_REQUIREMENTS_: Write out exactly the lines from the one with "Decode this image" through the last line. Pictures stay out.

###

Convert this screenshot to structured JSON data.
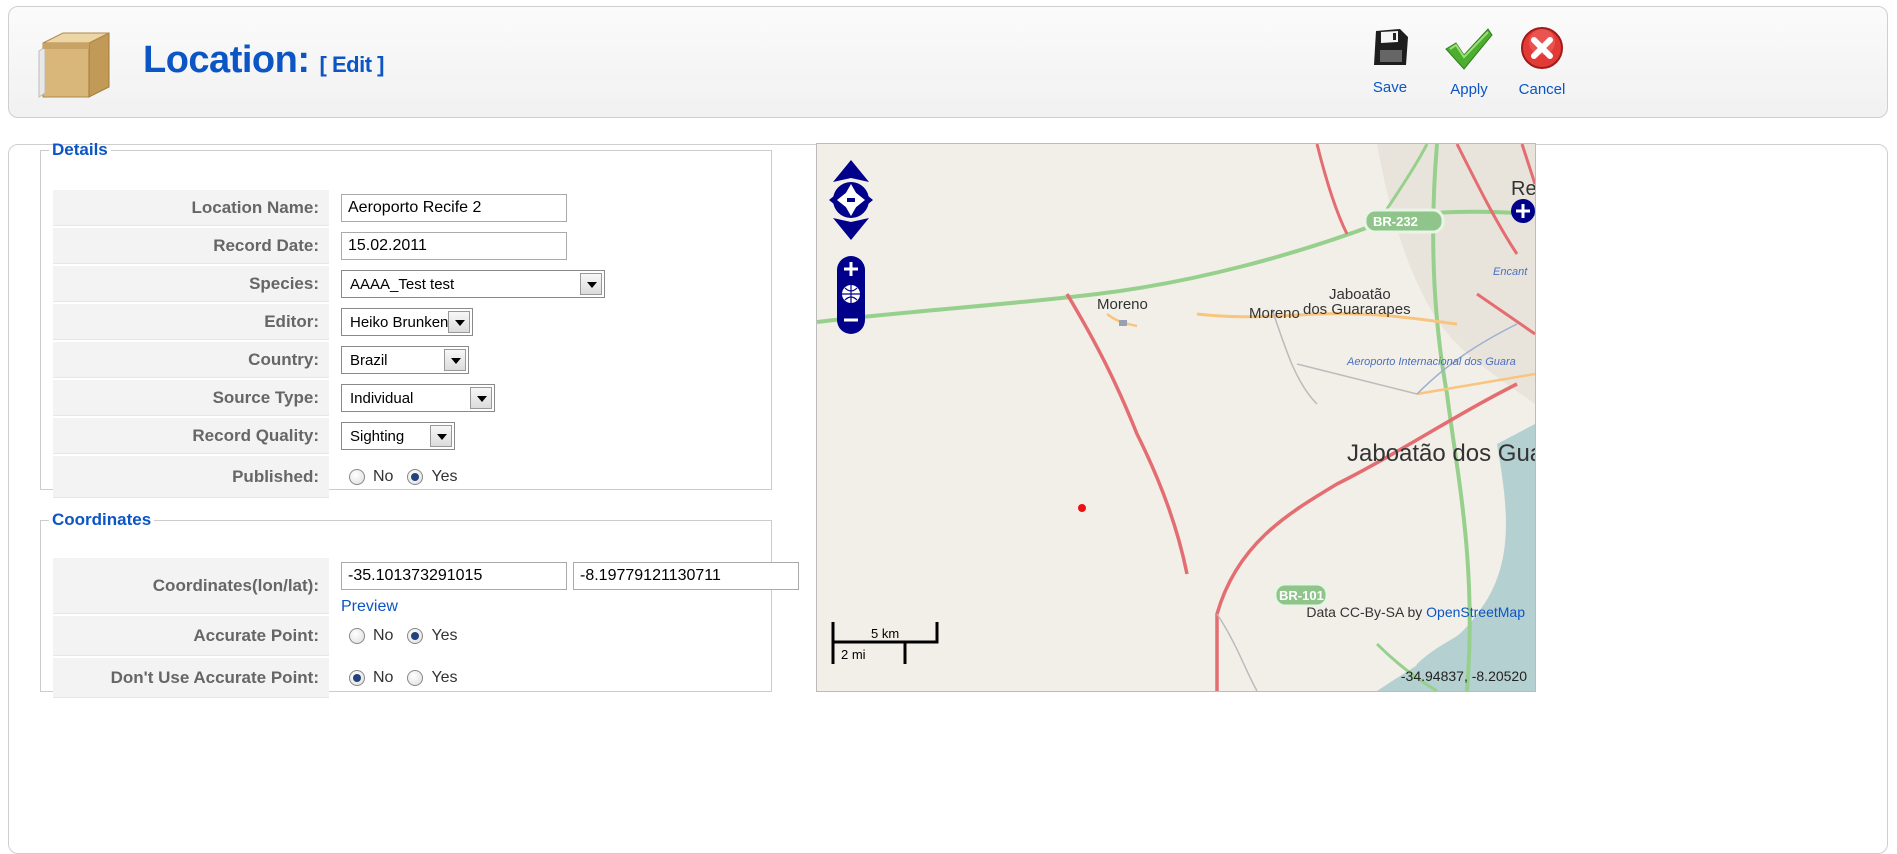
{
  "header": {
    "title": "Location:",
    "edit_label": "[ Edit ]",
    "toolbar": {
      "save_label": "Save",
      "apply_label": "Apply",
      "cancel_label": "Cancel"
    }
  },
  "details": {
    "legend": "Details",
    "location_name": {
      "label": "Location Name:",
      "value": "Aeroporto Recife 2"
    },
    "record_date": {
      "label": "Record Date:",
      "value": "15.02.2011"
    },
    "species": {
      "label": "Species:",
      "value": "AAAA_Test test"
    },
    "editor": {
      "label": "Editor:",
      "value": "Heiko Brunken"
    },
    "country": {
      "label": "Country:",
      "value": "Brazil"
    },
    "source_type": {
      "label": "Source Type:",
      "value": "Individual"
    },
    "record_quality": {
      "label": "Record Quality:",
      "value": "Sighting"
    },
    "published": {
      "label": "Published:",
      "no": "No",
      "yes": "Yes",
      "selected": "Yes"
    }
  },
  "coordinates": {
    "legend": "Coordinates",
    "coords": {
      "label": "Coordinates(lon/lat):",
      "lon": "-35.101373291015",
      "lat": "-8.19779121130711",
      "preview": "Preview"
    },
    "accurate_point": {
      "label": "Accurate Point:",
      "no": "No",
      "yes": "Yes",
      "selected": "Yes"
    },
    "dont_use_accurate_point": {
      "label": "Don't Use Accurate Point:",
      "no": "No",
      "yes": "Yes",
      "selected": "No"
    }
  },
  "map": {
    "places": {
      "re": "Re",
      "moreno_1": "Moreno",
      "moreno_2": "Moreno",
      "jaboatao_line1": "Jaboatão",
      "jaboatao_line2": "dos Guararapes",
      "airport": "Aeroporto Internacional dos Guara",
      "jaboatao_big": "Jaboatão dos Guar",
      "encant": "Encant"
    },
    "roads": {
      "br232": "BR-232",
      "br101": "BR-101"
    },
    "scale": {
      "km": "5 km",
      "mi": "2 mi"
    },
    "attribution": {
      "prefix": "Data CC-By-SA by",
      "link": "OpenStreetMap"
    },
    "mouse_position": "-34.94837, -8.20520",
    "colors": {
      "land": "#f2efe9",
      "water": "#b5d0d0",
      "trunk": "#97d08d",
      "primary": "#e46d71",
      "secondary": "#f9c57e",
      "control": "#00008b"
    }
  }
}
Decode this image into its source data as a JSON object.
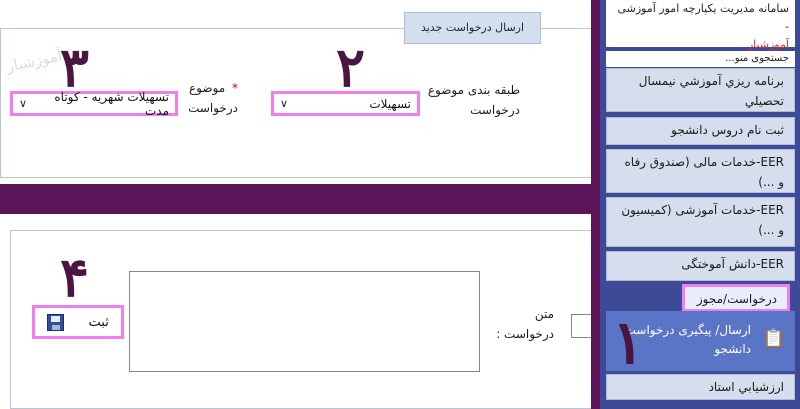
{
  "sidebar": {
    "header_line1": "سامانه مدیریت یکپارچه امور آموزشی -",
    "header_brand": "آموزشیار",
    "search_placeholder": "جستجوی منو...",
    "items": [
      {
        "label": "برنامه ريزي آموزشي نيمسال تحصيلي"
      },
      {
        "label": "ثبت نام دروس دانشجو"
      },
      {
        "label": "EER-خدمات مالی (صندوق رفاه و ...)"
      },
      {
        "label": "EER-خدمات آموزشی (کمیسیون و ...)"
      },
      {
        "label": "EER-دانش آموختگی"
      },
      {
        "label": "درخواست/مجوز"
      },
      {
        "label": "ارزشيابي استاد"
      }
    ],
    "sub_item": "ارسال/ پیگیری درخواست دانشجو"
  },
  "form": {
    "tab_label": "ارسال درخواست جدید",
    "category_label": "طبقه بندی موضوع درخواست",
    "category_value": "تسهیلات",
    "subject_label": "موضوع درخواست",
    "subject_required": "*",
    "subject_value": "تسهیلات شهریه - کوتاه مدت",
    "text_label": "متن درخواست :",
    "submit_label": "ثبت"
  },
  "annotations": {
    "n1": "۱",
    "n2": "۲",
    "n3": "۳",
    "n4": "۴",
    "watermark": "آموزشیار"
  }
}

###

_OUTPUT FOR THIS TASK_:
Decode this image into its source data as a JSON object.
{
  "sidebar": {
    "header_line1": "سامانه مدیریت یکپارچه امور آموزشی -",
    "header_brand": "آموزشیار",
    "search_placeholder": "جستجوی منو...",
    "items": [
      {
        "label": "برنامه ريزي آموزشي نيمسال تحصيلي"
      },
      {
        "label": "ثبت نام دروس دانشجو"
      },
      {
        "label": "EER-خدمات مالی (صندوق رفاه و ...)"
      },
      {
        "label": "EER-خدمات آموزشی (کمیسیون و ...)"
      },
      {
        "label": "EER-دانش آموختگی"
      },
      {
        "label": "درخواست/مجوز"
      },
      {
        "label": "ارزشيابي استاد"
      }
    ],
    "sub_item": "ارسال/ پیگیری درخواست دانشجو"
  },
  "form": {
    "tab_label": "ارسال درخواست جدید",
    "category_label": "طبقه بندی موضوع درخواست",
    "category_value": "تسهیلات",
    "subject_label": "موضوع درخواست",
    "subject_required": "*",
    "subject_value": "تسهیلات شهریه - کوتاه مدت",
    "text_label": "متن درخواست :",
    "submit_label": "ثبت"
  },
  "annotations": {
    "n1": "۱",
    "n2": "۲",
    "n3": "۳",
    "n4": "۴",
    "watermark": "آموزشیار"
  }
}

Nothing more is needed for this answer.